===== DATA SUPPLIED =====

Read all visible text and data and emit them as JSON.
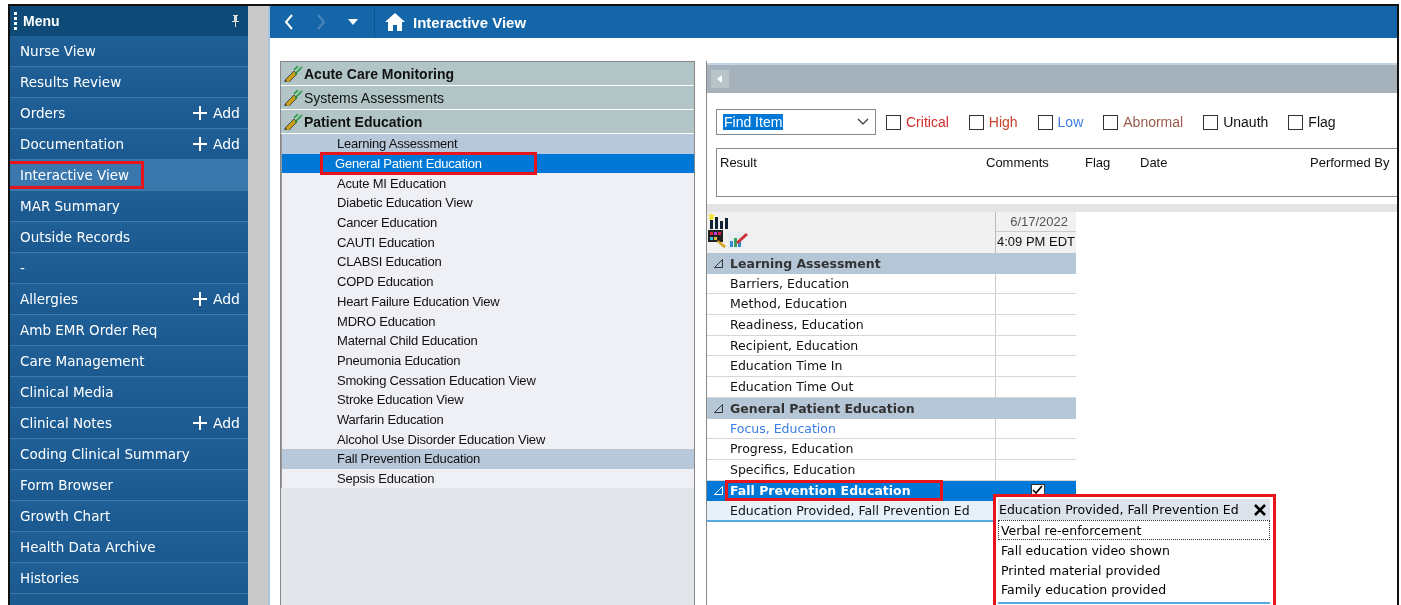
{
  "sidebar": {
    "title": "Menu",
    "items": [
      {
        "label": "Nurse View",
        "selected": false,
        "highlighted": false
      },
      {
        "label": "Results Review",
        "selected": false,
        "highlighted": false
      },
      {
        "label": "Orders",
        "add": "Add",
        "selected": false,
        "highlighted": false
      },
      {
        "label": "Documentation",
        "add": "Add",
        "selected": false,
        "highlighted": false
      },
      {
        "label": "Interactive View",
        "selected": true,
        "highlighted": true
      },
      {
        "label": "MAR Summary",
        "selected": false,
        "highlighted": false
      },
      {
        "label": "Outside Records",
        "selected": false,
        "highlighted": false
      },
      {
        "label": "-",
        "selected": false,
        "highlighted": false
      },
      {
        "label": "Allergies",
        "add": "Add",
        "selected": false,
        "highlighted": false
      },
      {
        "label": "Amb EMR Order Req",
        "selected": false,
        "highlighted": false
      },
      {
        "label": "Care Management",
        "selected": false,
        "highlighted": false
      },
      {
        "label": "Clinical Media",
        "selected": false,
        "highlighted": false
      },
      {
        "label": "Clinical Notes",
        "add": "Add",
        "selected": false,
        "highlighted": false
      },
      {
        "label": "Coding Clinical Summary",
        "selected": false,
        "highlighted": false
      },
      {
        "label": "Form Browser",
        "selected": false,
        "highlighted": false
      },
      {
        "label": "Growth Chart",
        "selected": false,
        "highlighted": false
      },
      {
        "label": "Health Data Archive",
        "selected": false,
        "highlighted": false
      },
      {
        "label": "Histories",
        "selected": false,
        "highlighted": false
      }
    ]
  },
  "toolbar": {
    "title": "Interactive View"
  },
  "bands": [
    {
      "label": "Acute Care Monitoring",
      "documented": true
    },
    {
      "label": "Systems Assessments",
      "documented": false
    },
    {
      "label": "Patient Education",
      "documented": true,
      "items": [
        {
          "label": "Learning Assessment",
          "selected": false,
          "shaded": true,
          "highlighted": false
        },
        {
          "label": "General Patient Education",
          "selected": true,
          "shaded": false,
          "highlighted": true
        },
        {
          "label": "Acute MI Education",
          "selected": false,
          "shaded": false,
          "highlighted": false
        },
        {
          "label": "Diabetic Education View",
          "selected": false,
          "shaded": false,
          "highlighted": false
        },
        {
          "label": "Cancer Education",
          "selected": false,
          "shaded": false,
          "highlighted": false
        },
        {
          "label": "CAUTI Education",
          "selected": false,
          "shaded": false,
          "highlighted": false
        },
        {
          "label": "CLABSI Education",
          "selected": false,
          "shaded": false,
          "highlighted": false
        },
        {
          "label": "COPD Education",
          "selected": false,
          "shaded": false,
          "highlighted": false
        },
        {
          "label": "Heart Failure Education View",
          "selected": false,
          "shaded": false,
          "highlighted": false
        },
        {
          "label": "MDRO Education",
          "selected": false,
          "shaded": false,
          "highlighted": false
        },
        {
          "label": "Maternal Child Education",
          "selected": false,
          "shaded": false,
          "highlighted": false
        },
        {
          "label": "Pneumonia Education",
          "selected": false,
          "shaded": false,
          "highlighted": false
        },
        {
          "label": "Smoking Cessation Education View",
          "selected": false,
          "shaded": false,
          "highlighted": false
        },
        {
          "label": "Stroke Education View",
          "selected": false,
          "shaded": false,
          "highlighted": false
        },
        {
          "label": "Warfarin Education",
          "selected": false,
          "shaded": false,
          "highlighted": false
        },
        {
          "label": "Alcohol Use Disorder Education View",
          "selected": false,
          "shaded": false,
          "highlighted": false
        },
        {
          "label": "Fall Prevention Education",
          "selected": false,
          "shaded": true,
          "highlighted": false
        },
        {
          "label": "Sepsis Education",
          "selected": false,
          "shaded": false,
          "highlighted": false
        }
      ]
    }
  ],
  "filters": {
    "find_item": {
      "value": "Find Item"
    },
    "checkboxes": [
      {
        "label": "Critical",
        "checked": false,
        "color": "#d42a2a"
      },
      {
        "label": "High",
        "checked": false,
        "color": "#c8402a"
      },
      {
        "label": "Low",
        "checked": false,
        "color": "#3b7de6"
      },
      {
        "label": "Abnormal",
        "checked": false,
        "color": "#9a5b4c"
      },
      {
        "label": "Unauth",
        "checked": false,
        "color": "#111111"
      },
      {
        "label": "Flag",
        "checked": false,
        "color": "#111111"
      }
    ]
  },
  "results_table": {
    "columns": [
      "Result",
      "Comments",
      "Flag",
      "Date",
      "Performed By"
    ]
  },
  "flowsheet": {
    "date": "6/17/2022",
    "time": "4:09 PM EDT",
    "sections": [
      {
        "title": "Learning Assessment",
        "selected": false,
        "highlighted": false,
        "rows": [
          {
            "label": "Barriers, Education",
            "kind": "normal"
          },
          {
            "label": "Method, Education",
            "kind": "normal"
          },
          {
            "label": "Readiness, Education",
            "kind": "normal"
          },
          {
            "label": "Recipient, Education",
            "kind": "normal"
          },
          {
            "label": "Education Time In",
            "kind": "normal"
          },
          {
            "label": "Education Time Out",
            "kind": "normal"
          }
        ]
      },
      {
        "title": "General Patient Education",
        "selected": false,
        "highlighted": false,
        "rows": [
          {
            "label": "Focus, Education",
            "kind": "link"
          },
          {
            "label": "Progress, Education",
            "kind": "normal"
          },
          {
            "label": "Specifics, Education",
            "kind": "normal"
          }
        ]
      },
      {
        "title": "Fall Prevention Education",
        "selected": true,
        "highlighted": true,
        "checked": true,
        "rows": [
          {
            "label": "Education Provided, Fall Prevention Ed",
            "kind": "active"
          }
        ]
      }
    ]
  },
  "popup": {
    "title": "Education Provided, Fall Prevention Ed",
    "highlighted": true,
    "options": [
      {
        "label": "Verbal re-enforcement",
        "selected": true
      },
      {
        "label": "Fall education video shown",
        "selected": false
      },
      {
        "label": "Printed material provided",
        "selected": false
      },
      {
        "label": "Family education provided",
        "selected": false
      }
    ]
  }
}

=====
===== DATA SUPPLIED =====

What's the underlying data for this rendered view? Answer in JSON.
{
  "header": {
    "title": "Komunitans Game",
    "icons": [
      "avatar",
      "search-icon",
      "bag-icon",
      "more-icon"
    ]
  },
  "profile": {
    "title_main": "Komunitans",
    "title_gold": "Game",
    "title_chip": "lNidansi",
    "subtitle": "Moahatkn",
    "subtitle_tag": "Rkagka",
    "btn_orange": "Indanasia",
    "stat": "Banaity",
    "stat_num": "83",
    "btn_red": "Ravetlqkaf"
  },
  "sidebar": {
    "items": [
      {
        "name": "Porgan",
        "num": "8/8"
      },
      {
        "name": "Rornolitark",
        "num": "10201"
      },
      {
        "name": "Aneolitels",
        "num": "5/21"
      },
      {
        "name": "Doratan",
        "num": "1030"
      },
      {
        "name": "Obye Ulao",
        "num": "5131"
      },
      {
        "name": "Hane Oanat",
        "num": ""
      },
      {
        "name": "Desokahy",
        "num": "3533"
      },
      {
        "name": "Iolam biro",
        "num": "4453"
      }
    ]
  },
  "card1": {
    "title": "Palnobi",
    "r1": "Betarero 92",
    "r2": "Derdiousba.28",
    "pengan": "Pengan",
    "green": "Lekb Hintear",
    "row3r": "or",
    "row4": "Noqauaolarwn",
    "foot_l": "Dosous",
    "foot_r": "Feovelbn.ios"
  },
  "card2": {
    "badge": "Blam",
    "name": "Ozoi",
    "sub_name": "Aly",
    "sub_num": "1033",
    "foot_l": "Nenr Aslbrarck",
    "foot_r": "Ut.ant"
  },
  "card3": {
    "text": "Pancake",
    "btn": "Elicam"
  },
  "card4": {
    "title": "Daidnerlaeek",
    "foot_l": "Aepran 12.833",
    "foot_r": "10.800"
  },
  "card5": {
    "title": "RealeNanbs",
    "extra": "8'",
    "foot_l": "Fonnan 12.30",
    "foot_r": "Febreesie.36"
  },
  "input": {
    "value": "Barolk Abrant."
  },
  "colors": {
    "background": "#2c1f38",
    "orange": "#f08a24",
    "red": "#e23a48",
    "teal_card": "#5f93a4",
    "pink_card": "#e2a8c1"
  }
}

=====

* [GOAL]
Using the listing above, pick out each line that contains the word "Patient", then copy it.

* [PROBLEM SOLUTION]
      "label": "Patient Education",
          "label": "General Patient Education",
        "title": "General Patient Education",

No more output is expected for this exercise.